-------- Supplied records

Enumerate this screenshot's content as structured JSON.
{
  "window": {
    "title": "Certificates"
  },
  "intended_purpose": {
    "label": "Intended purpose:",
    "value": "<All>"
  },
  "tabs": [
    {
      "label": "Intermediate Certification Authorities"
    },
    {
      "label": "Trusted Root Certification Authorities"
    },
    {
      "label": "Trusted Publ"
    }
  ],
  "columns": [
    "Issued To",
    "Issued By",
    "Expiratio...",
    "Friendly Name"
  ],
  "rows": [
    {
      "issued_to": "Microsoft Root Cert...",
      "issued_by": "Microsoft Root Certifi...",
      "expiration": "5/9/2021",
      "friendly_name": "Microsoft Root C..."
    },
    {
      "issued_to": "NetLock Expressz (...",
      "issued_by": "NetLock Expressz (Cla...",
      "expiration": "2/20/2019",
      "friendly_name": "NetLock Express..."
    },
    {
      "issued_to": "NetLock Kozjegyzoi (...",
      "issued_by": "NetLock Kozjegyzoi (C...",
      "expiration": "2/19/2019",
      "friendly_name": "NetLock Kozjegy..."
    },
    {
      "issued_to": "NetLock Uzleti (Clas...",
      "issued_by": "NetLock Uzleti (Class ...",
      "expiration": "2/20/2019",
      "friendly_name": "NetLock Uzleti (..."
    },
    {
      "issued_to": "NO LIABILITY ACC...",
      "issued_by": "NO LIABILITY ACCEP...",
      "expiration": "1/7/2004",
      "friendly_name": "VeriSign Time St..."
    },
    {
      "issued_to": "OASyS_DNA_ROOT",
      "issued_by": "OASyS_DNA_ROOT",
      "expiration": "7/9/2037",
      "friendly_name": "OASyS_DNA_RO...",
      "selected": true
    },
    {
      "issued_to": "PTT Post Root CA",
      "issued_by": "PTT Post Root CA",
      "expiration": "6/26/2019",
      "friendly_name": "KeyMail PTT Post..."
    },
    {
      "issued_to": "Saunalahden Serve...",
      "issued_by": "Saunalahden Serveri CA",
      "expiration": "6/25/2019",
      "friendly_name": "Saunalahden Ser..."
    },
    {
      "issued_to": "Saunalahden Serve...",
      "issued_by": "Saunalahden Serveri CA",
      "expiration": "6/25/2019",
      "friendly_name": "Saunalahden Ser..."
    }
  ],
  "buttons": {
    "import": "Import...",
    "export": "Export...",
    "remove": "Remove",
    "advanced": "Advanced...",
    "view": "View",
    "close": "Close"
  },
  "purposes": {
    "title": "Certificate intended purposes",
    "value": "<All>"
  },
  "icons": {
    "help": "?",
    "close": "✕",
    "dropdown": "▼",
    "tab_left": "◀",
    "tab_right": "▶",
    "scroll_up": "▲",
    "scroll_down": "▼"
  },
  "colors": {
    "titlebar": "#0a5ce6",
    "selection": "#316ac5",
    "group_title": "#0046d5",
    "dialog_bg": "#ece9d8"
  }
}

----------------

• [Your instructions]: Tally the lines in the records above that contain the word "Trusted", and give only that number.

• [Exercise output]: 2